Copy the rows verbatim, starting with the one that contains "- svg-text:Asteroid belt: Asteroid" and ending with the one that contains "- svg-text:Mercury: Mercury: [292, 196, 322, 205]", including both.

Element boundary records
** Start **

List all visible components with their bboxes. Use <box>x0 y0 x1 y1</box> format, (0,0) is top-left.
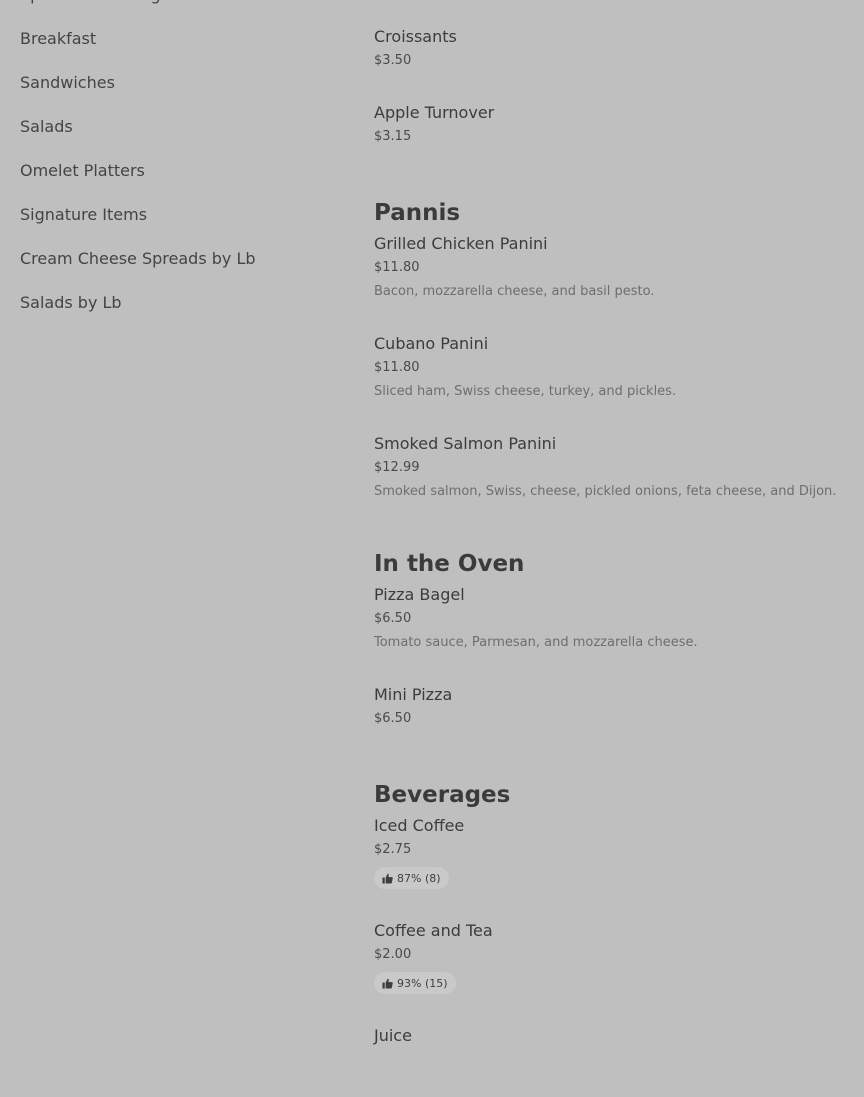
menu-item-juice[interactable]: Juice <box>374 1025 854 1047</box>
sidebar-item-salads-by-lb[interactable]: Salads by Lb <box>20 292 340 336</box>
item-price: $12.99 <box>374 460 420 475</box>
sidebar-item-omelet-platters[interactable]: Omelet Platters <box>20 160 340 204</box>
item-name: Cubano Panini <box>374 334 489 353</box>
menu-item-croissants[interactable]: Croissants $3.50 <box>374 26 854 71</box>
item-description: Tomato sauce, Parmesan, and mozzarella c… <box>374 635 698 650</box>
menu-page: Spreads on a Bagel Breakfast Sandwiches … <box>0 0 864 1097</box>
item-name: Coffee and Tea <box>374 921 493 940</box>
section-title-beverages: Beverages <box>374 782 511 808</box>
item-description: Bacon, mozzarella cheese, and basil pest… <box>374 284 655 299</box>
item-price: $11.80 <box>374 360 420 375</box>
item-name: Croissants <box>374 27 457 46</box>
menu-item-apple-turnover[interactable]: Apple Turnover $3.15 <box>374 102 854 147</box>
menu-item-coffee-and-tea[interactable]: Coffee and Tea $2.00 93% (15) <box>374 920 854 994</box>
item-name: Apple Turnover <box>374 103 495 122</box>
menu-item-pizza-bagel[interactable]: Pizza Bagel $6.50 Tomato sauce, Parmesan… <box>374 584 854 653</box>
item-price: $6.50 <box>374 711 412 726</box>
rating-badge: 93% (15) <box>374 972 456 994</box>
item-description: Sliced ham, Swiss cheese, turkey, and pi… <box>374 384 677 399</box>
sidebar-item-sandwiches[interactable]: Sandwiches <box>20 72 340 116</box>
section-title-pannis: Pannis <box>374 200 461 226</box>
category-sidebar: Spreads on a Bagel Breakfast Sandwiches … <box>20 0 340 336</box>
sidebar-item-breakfast[interactable]: Breakfast <box>20 28 340 72</box>
menu-item-grilled-chicken-panini[interactable]: Grilled Chicken Panini $11.80 Bacon, moz… <box>374 233 854 302</box>
sidebar-item-spreads-on-a-bagel[interactable]: Spreads on a Bagel <box>20 0 340 28</box>
item-name: Pizza Bagel <box>374 585 465 604</box>
item-price: $2.75 <box>374 842 412 857</box>
menu-item-smoked-salmon-panini[interactable]: Smoked Salmon Panini $12.99 Smoked salmo… <box>374 433 854 502</box>
sidebar-item-salads[interactable]: Salads <box>20 116 340 160</box>
sidebar-item-signature-items[interactable]: Signature Items <box>20 204 340 248</box>
item-name: Mini Pizza <box>374 685 453 704</box>
menu-item-iced-coffee[interactable]: Iced Coffee $2.75 87% (8) <box>374 815 854 889</box>
rating-text: 93% (15) <box>397 976 448 990</box>
item-name: Smoked Salmon Panini <box>374 434 557 453</box>
item-name: Juice <box>374 1026 412 1045</box>
item-price: $2.00 <box>374 947 412 962</box>
sidebar-item-cream-cheese-spreads-by-lb[interactable]: Cream Cheese Spreads by Lb <box>20 248 340 292</box>
item-name: Iced Coffee <box>374 816 465 835</box>
item-price: $3.15 <box>374 129 412 144</box>
menu-list: Croissants $3.50 Apple Turnover $3.15 Pa… <box>374 26 854 1047</box>
item-price: $11.80 <box>374 260 420 275</box>
item-description: Smoked salmon, Swiss, cheese, pickled on… <box>374 484 837 499</box>
thumbs-up-icon <box>382 873 393 884</box>
rating-badge: 87% (8) <box>374 867 449 889</box>
menu-item-mini-pizza[interactable]: Mini Pizza $6.50 <box>374 684 854 729</box>
item-price: $6.50 <box>374 611 412 626</box>
item-name: Grilled Chicken Panini <box>374 234 548 253</box>
section-title-in-the-oven: In the Oven <box>374 551 525 577</box>
item-price: $3.50 <box>374 53 412 68</box>
rating-text: 87% (8) <box>397 871 441 885</box>
thumbs-up-icon <box>382 978 393 989</box>
menu-item-cubano-panini[interactable]: Cubano Panini $11.80 Sliced ham, Swiss c… <box>374 333 854 402</box>
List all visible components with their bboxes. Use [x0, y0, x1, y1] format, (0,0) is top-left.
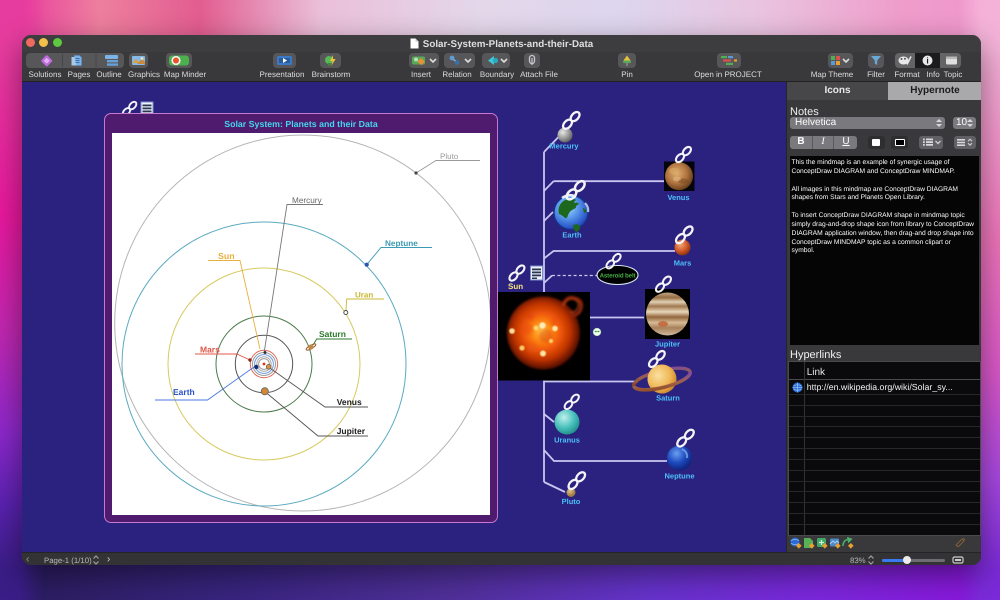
- svg-text:Asteroid belt: Asteroid belt: [600, 272, 636, 279]
- svg-text:Neptune: Neptune: [385, 239, 418, 248]
- svg-text:Sun: Sun: [508, 282, 523, 291]
- svg-text:Neptune: Neptune: [665, 472, 695, 481]
- svg-text:Pluto: Pluto: [440, 152, 459, 161]
- svg-text:Earth: Earth: [562, 231, 582, 240]
- svg-text:Saturn: Saturn: [656, 394, 680, 403]
- svg-text:Mercury: Mercury: [292, 196, 322, 205]
- svg-text:Uranus: Uranus: [554, 436, 580, 445]
- svg-text:Venus: Venus: [667, 193, 689, 202]
- svg-text:Saturn: Saturn: [319, 329, 346, 339]
- svg-text:Earth: Earth: [173, 387, 195, 397]
- svg-text:Jupiter: Jupiter: [655, 340, 680, 349]
- svg-text:Uran: Uran: [355, 290, 373, 299]
- svg-text:Mars: Mars: [674, 259, 692, 268]
- svg-text:Venus: Venus: [336, 397, 361, 407]
- svg-text:Mars: Mars: [200, 344, 220, 354]
- svg-text:Jupiter: Jupiter: [336, 426, 365, 436]
- svg-text:Sun: Sun: [218, 251, 235, 261]
- svg-text:i: i: [926, 55, 928, 65]
- svg-text:Mercury: Mercury: [549, 142, 579, 151]
- svg-text:Pluto: Pluto: [562, 497, 581, 506]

** End **

**EXERCISE ANSWER**
- svg-text:Asteroid belt: Asteroid belt: [600, 272, 636, 279]
- svg-text:Neptune: Neptune: [385, 239, 418, 248]
- svg-text:Sun: Sun: [508, 282, 523, 291]
- svg-text:Neptune: Neptune: [665, 472, 695, 481]
- svg-text:Pluto: Pluto: [440, 152, 459, 161]
- svg-text:Earth: Earth: [562, 231, 582, 240]
- svg-text:Saturn: Saturn: [656, 394, 680, 403]
- svg-text:Mercury: Mercury: [292, 196, 322, 205]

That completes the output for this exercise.